- **Given instruction**
Word for word, transcribe the lines below and drop the pictures.

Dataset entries

==============================

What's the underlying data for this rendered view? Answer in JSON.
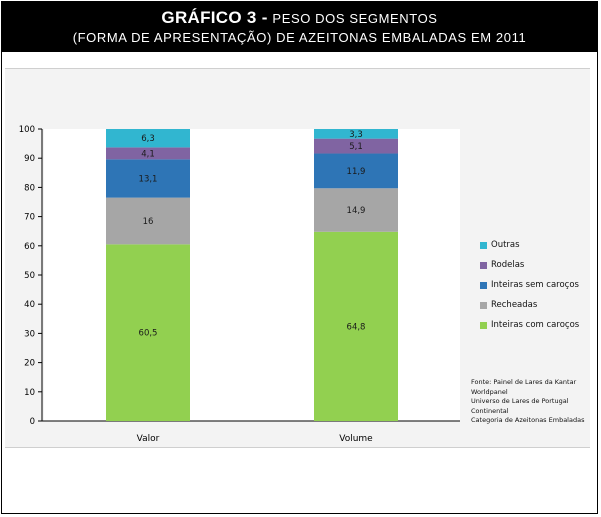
{
  "title": {
    "bold": "GRÁFICO 3 -",
    "line1": "PESO DOS SEGMENTOS",
    "line2": "(FORMA DE APRESENTAÇÃO) DE AZEITONAS EMBALADAS EM 2011"
  },
  "chart_data": {
    "type": "bar",
    "stacked": true,
    "categories": [
      "Valor",
      "Volume"
    ],
    "ylim": [
      0,
      100
    ],
    "yticks": [
      0,
      10,
      20,
      30,
      40,
      50,
      60,
      70,
      80,
      90,
      100
    ],
    "series": [
      {
        "name": "Inteiras com caroços",
        "values": [
          60.5,
          64.8
        ],
        "labels": [
          "60,5",
          "64,8"
        ],
        "color": "#92d050"
      },
      {
        "name": "Recheadas",
        "values": [
          16,
          14.9
        ],
        "labels": [
          "16",
          "14,9"
        ],
        "color": "#a6a6a6"
      },
      {
        "name": "Inteiras sem caroços",
        "values": [
          13.1,
          11.9
        ],
        "labels": [
          "13,1",
          "11,9"
        ],
        "color": "#2e75b6"
      },
      {
        "name": "Rodelas",
        "values": [
          4.1,
          5.1
        ],
        "labels": [
          "4,1",
          "5,1"
        ],
        "color": "#8064a2"
      },
      {
        "name": "Outras",
        "values": [
          6.3,
          3.3
        ],
        "labels": [
          "6,3",
          "3,3"
        ],
        "color": "#31b6d0"
      }
    ],
    "legend_order": [
      "Outras",
      "Rodelas",
      "Inteiras sem caroços",
      "Recheadas",
      "Inteiras com caroços"
    ],
    "legend_position": "right",
    "grid": false
  },
  "source_lines": [
    "Fonte: Painel de Lares da Kantar",
    "Worldpanel",
    "Universo de Lares de Portugal",
    "Continental",
    "Categoria de Azeitonas Embaladas"
  ]
}
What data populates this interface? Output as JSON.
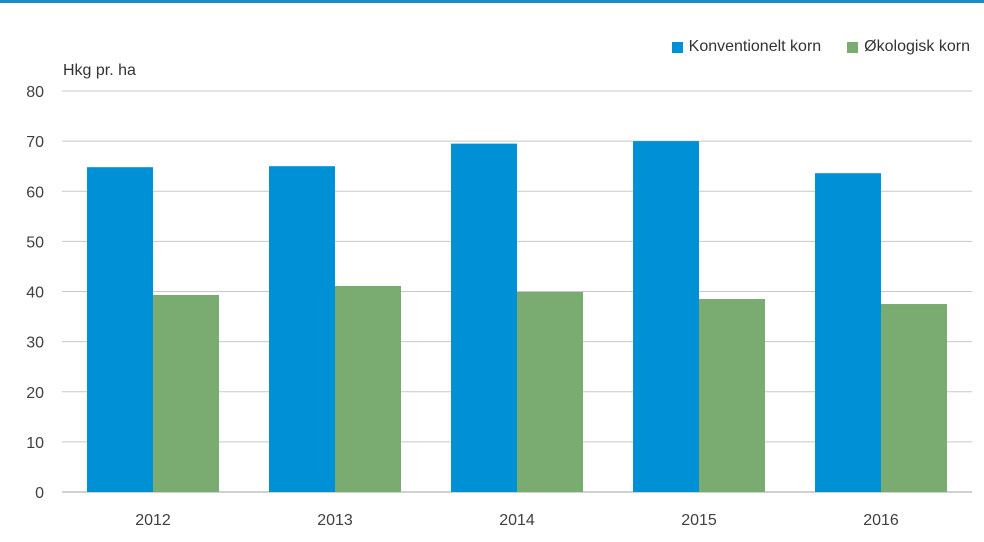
{
  "chart_data": {
    "type": "bar",
    "title": "",
    "xlabel": "",
    "ylabel": "Hkg pr. ha",
    "categories": [
      "2012",
      "2013",
      "2014",
      "2015",
      "2016"
    ],
    "series": [
      {
        "name": "Konventionelt korn",
        "color": "#0090d6",
        "values": [
          64.8,
          65.0,
          69.5,
          70.0,
          63.6
        ]
      },
      {
        "name": "Økologisk korn",
        "color": "#7aab70",
        "values": [
          39.3,
          41.1,
          39.9,
          38.5,
          37.5
        ]
      }
    ],
    "ylim": [
      0,
      80
    ],
    "yticks": [
      "0",
      "10",
      "20",
      "30",
      "40",
      "50",
      "60",
      "70",
      "80"
    ],
    "grid": true,
    "legend_position": "top-right"
  },
  "colors": {
    "top_rule": "#1a8cc4",
    "gridline": "#c8c8c8"
  }
}
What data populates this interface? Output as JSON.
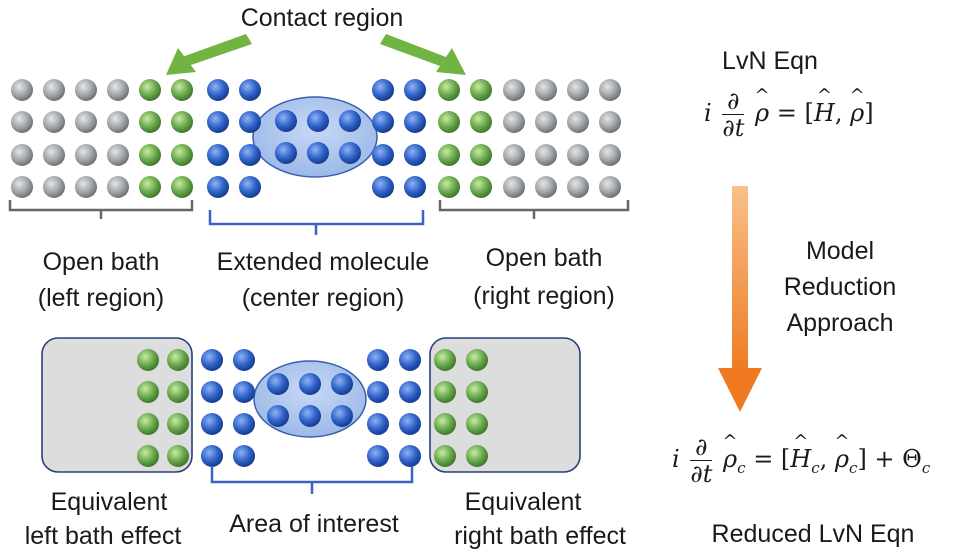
{
  "labels": {
    "contact_region": "Contact region",
    "lvn_eqn_title": "LvN Eqn",
    "open_bath_left_1": "Open bath",
    "open_bath_left_2": "(left region)",
    "extended_molecule_1": "Extended molecule",
    "extended_molecule_2": "(center region)",
    "open_bath_right_1": "Open bath",
    "open_bath_right_2": "(right region)",
    "model_reduction_1": "Model",
    "model_reduction_2": "Reduction",
    "model_reduction_3": "Approach",
    "equiv_left_1": "Equivalent",
    "equiv_left_2": "left bath effect",
    "area_of_interest": "Area of interest",
    "equiv_right_1": "Equivalent",
    "equiv_right_2": "right bath effect",
    "reduced_lvn": "Reduced LvN Eqn"
  },
  "equations": {
    "lvn": {
      "i": "i",
      "d": "∂",
      "dt": "∂t",
      "rho": "ρ",
      "rhs": "= [",
      "H": "H",
      "comma": ",",
      "rho2": "ρ",
      "close": "]"
    },
    "reduced": {
      "i": "i",
      "d": "∂",
      "dt": "∂t",
      "rho": "ρ",
      "sub_c": "c",
      "rhs": "= [",
      "H": "H",
      "comma": ",",
      "rho2": "ρ",
      "close": "] + Θ",
      "theta_sub": "c"
    }
  },
  "colors": {
    "gray_atom": "#9a9ea3",
    "green_atom": "#6aa84f",
    "blue_atom": "#2f62c9",
    "ellipse_fill": "#a9c4ee",
    "ellipse_stroke": "#3a5fae",
    "bath_box_fill": "#dcdcdc",
    "bath_box_stroke": "#2a3f7a",
    "gray_bracket": "#666666",
    "blue_bracket": "#3b63c4",
    "arrow_green": "#72b442",
    "arrow_orange": "#ef8a2e"
  }
}
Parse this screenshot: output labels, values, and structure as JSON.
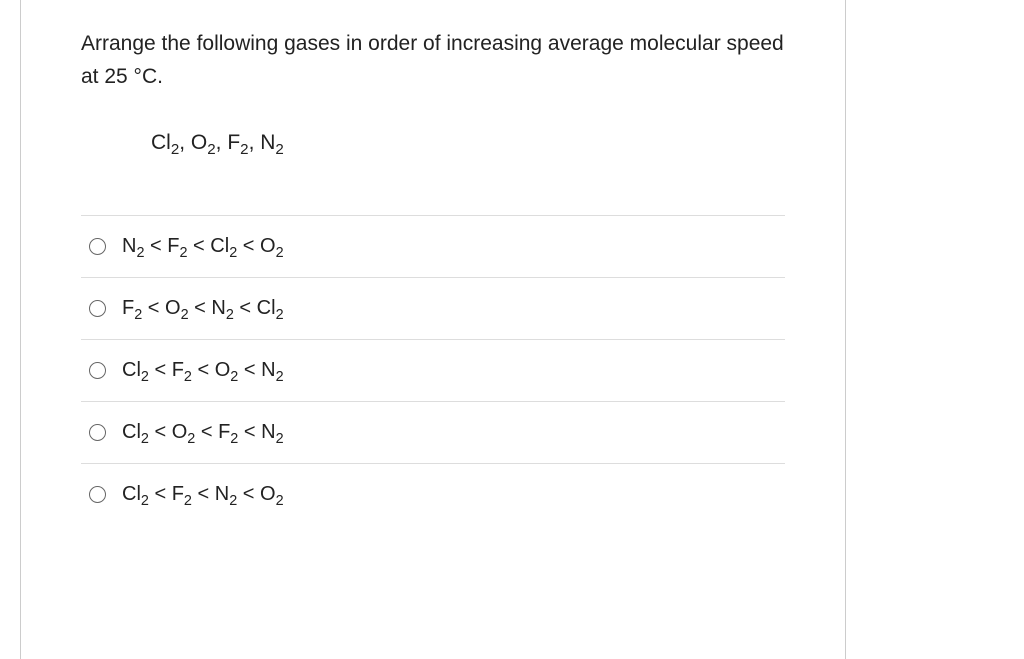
{
  "colors": {
    "text": "#222222",
    "border": "#cccccc",
    "divider": "#dddddd",
    "radioBorder": "#666666",
    "background": "#ffffff"
  },
  "typography": {
    "fontFamily": "Segoe UI, Arial, sans-serif",
    "questionFontSize": 21,
    "optionFontSize": 20
  },
  "question": {
    "prompt": "Arrange the following gases in order of increasing average molecular speed at 25 °C.",
    "given_html": "Cl<sub>2</sub>, O<sub>2</sub>, F<sub>2</sub>, N<sub>2</sub>"
  },
  "options": [
    {
      "html": "N<sub>2</sub> < F<sub>2</sub> < Cl<sub>2</sub> < O<sub>2</sub>"
    },
    {
      "html": "F<sub>2</sub> < O<sub>2</sub> < N<sub>2</sub> < Cl<sub>2</sub>"
    },
    {
      "html": "Cl<sub>2</sub> < F<sub>2</sub> < O<sub>2</sub> < N<sub>2</sub>"
    },
    {
      "html": "Cl<sub>2</sub> < O<sub>2</sub> < F<sub>2</sub> < N<sub>2</sub>"
    },
    {
      "html": "Cl<sub>2</sub> < F<sub>2</sub> < N<sub>2</sub> < O<sub>2</sub>"
    }
  ]
}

==============================

- **Written solution**
What's the underlying data for this rendered view? Answer in JSON.
{
  "title": {
    "bold": "GRÁFICO 3 -",
    "line1": "PESO DOS SEGMENTOS",
    "line2": "(FORMA DE APRESENTAÇÃO) DE AZEITONAS EMBALADAS EM 2011"
  },
  "chart_data": {
    "type": "bar",
    "stacked": true,
    "categories": [
      "Valor",
      "Volume"
    ],
    "ylim": [
      0,
      100
    ],
    "yticks": [
      0,
      10,
      20,
      30,
      40,
      50,
      60,
      70,
      80,
      90,
      100
    ],
    "series": [
      {
        "name": "Inteiras com caroços",
        "values": [
          60.5,
          64.8
        ],
        "labels": [
          "60,5",
          "64,8"
        ],
        "color": "#92d050"
      },
      {
        "name": "Recheadas",
        "values": [
          16,
          14.9
        ],
        "labels": [
          "16",
          "14,9"
        ],
        "color": "#a6a6a6"
      },
      {
        "name": "Inteiras sem caroços",
        "values": [
          13.1,
          11.9
        ],
        "labels": [
          "13,1",
          "11,9"
        ],
        "color": "#2e75b6"
      },
      {
        "name": "Rodelas",
        "values": [
          4.1,
          5.1
        ],
        "labels": [
          "4,1",
          "5,1"
        ],
        "color": "#8064a2"
      },
      {
        "name": "Outras",
        "values": [
          6.3,
          3.3
        ],
        "labels": [
          "6,3",
          "3,3"
        ],
        "color": "#31b6d0"
      }
    ],
    "legend_order": [
      "Outras",
      "Rodelas",
      "Inteiras sem caroços",
      "Recheadas",
      "Inteiras com caroços"
    ],
    "legend_position": "right",
    "grid": false
  },
  "source_lines": [
    "Fonte: Painel de Lares da Kantar",
    "Worldpanel",
    "Universo de Lares de Portugal",
    "Continental",
    "Categoria de Azeitonas Embaladas"
  ]
}
What data populates this interface? Output as JSON.
{
  "chart_data": {
    "type": "bar",
    "title": "",
    "xlabel": "",
    "ylabel": "Hkg pr. ha",
    "categories": [
      "2012",
      "2013",
      "2014",
      "2015",
      "2016"
    ],
    "series": [
      {
        "name": "Konventionelt korn",
        "color": "#0090d6",
        "values": [
          64.8,
          65.0,
          69.5,
          70.0,
          63.6
        ]
      },
      {
        "name": "Økologisk korn",
        "color": "#7aab70",
        "values": [
          39.3,
          41.1,
          39.9,
          38.5,
          37.5
        ]
      }
    ],
    "ylim": [
      0,
      80
    ],
    "yticks": [
      "0",
      "10",
      "20",
      "30",
      "40",
      "50",
      "60",
      "70",
      "80"
    ],
    "grid": true,
    "legend_position": "top-right"
  },
  "colors": {
    "top_rule": "#1a8cc4",
    "gridline": "#c8c8c8"
  }
}
What data populates this interface? Output as JSON.
{
  "labels": {
    "contact_region": "Contact region",
    "lvn_eqn_title": "LvN Eqn",
    "open_bath_left_1": "Open bath",
    "open_bath_left_2": "(left region)",
    "extended_molecule_1": "Extended molecule",
    "extended_molecule_2": "(center region)",
    "open_bath_right_1": "Open bath",
    "open_bath_right_2": "(right region)",
    "model_reduction_1": "Model",
    "model_reduction_2": "Reduction",
    "model_reduction_3": "Approach",
    "equiv_left_1": "Equivalent",
    "equiv_left_2": "left bath effect",
    "area_of_interest": "Area of interest",
    "equiv_right_1": "Equivalent",
    "equiv_right_2": "right bath effect",
    "reduced_lvn": "Reduced LvN Eqn"
  },
  "equations": {
    "lvn": {
      "i": "i",
      "d": "∂",
      "dt": "∂t",
      "rho": "ρ",
      "rhs": "= [",
      "H": "H",
      "comma": ",",
      "rho2": "ρ",
      "close": "]"
    },
    "reduced": {
      "i": "i",
      "d": "∂",
      "dt": "∂t",
      "rho": "ρ",
      "sub_c": "c",
      "rhs": "= [",
      "H": "H",
      "comma": ",",
      "rho2": "ρ",
      "close": "] + Θ",
      "theta_sub": "c"
    }
  },
  "colors": {
    "gray_atom": "#9a9ea3",
    "green_atom": "#6aa84f",
    "blue_atom": "#2f62c9",
    "ellipse_fill": "#a9c4ee",
    "ellipse_stroke": "#3a5fae",
    "bath_box_fill": "#dcdcdc",
    "bath_box_stroke": "#2a3f7a",
    "gray_bracket": "#666666",
    "blue_bracket": "#3b63c4",
    "arrow_green": "#72b442",
    "arrow_orange": "#ef8a2e"
  }
}
Parse this screenshot: output labels, values, and structure as JSON.
{
  "colors": {
    "text": "#222222",
    "border": "#cccccc",
    "divider": "#dddddd",
    "radioBorder": "#666666",
    "background": "#ffffff"
  },
  "typography": {
    "fontFamily": "Segoe UI, Arial, sans-serif",
    "questionFontSize": 21,
    "optionFontSize": 20
  },
  "question": {
    "prompt": "Arrange the following gases in order of increasing average molecular speed at 25 °C.",
    "given_html": "Cl<sub>2</sub>, O<sub>2</sub>, F<sub>2</sub>, N<sub>2</sub>"
  },
  "options": [
    {
      "html": "N<sub>2</sub> < F<sub>2</sub> < Cl<sub>2</sub> < O<sub>2</sub>"
    },
    {
      "html": "F<sub>2</sub> < O<sub>2</sub> < N<sub>2</sub> < Cl<sub>2</sub>"
    },
    {
      "html": "Cl<sub>2</sub> < F<sub>2</sub> < O<sub>2</sub> < N<sub>2</sub>"
    },
    {
      "html": "Cl<sub>2</sub> < O<sub>2</sub> < F<sub>2</sub> < N<sub>2</sub>"
    },
    {
      "html": "Cl<sub>2</sub> < F<sub>2</sub> < N<sub>2</sub> < O<sub>2</sub>"
    }
  ]
}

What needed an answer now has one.